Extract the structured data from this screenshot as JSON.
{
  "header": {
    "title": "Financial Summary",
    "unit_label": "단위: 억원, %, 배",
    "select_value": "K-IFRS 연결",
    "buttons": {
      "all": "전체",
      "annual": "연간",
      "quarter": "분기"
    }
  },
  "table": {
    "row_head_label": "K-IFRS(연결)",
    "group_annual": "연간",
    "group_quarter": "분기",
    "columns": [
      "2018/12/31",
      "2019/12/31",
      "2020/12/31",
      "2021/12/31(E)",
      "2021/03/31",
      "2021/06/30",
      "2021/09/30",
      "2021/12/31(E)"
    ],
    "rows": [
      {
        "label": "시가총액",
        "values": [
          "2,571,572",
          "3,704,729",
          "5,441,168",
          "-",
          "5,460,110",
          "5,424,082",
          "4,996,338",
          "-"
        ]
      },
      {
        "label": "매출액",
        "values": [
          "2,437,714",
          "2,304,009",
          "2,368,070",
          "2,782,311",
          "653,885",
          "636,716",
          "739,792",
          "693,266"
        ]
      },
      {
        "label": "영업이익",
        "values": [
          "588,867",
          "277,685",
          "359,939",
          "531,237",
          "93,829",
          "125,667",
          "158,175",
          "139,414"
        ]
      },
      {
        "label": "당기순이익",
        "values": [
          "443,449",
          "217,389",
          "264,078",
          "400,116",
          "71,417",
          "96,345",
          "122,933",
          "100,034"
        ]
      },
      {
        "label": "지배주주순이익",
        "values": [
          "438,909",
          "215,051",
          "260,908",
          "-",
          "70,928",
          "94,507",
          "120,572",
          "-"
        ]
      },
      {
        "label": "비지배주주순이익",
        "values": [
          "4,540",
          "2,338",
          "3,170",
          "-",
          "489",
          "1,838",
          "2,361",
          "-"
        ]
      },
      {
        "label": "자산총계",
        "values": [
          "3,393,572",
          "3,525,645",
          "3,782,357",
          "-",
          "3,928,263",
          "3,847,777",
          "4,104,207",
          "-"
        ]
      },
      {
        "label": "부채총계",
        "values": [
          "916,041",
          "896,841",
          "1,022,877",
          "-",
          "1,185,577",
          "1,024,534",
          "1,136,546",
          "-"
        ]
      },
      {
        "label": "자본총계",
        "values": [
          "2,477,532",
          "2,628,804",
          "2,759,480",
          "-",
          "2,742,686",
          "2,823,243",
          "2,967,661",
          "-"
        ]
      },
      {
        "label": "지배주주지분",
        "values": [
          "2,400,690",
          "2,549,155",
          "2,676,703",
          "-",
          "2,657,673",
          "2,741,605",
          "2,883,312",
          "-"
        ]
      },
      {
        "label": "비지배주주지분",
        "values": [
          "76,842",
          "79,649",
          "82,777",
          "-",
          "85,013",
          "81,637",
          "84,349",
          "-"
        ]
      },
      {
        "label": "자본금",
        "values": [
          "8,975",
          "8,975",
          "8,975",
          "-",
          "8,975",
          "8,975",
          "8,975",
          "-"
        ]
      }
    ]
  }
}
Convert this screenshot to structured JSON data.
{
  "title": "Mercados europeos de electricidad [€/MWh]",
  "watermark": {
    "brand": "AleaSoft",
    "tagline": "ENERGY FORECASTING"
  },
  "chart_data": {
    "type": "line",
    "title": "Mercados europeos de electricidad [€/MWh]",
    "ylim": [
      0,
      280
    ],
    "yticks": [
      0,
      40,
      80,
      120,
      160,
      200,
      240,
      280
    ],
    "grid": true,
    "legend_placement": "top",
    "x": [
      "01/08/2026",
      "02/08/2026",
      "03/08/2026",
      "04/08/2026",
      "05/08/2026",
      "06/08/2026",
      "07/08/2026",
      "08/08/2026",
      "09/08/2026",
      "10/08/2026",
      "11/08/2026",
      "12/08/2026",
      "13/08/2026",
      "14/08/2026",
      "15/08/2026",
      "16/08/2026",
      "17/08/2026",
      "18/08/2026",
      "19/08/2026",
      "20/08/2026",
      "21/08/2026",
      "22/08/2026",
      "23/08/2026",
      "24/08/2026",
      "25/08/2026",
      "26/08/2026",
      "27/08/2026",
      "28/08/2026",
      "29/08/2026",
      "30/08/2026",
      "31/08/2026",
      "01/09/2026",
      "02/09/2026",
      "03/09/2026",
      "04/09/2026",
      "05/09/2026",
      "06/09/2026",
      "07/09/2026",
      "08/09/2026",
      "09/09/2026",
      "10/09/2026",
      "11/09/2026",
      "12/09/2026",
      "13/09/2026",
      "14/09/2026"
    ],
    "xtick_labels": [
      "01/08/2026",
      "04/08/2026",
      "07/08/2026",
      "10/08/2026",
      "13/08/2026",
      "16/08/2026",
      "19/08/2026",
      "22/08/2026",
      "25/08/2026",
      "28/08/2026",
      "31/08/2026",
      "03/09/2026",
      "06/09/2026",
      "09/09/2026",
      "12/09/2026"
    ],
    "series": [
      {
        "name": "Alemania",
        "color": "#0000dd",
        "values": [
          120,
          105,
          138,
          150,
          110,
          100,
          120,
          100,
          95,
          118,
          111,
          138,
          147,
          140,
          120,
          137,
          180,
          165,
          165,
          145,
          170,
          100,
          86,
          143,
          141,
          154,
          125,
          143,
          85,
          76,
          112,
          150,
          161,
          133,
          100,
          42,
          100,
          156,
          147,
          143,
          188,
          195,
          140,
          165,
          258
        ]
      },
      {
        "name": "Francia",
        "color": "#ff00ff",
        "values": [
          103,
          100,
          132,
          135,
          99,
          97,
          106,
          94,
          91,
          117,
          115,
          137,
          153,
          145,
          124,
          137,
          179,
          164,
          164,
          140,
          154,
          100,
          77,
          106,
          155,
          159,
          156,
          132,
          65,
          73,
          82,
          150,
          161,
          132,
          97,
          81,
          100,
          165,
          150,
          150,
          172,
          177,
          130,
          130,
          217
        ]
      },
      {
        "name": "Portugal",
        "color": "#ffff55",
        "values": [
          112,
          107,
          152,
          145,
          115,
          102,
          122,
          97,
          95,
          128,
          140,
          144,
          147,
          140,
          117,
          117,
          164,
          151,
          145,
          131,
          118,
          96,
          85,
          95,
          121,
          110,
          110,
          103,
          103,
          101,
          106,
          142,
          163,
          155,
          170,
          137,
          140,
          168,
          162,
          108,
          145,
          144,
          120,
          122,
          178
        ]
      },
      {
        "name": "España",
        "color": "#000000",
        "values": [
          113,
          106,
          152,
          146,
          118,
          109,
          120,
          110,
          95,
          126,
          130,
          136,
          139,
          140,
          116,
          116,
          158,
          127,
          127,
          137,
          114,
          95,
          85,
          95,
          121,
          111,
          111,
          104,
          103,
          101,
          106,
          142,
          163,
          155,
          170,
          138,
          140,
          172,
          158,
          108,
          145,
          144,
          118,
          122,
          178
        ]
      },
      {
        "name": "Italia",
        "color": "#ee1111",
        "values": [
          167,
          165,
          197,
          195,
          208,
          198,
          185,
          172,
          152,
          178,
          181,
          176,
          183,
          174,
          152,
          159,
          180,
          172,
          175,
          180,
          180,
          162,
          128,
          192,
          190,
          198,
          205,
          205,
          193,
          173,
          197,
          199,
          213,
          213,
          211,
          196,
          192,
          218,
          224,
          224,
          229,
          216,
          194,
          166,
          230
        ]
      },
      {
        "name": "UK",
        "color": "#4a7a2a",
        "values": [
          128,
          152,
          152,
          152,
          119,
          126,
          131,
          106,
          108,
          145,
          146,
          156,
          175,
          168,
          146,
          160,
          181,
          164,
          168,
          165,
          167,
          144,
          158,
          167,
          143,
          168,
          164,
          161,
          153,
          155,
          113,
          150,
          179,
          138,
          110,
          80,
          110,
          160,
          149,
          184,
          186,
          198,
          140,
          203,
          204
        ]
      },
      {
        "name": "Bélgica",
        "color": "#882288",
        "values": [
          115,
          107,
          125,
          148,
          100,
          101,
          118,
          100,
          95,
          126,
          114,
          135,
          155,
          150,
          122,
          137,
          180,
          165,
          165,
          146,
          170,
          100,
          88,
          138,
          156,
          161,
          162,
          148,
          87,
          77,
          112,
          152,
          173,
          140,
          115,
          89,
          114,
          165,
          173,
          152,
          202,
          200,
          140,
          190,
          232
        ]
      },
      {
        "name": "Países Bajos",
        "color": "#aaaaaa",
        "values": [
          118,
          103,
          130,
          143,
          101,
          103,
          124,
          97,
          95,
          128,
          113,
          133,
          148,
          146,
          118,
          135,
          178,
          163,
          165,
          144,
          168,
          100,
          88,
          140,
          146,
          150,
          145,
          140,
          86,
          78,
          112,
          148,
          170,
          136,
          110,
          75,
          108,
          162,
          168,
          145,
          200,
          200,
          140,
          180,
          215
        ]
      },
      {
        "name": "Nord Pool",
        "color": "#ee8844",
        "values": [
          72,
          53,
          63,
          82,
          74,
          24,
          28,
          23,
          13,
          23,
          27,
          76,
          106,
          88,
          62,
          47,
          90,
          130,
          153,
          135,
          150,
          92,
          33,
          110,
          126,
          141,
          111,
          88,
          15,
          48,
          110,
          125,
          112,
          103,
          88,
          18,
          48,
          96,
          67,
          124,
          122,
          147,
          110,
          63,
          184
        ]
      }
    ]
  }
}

============

- Stated exercise -
Copy out each line of the records where the string "color" appears.

- Solution below -
        "color": "#0000dd",
        "color": "#ff00ff",
        "color": "#ffff55",
        "color": "#000000",
        "color": "#ee1111",
        "color": "#4a7a2a",
        "color": "#882288",
        "color": "#aaaaaa",
        "color": "#ee8844",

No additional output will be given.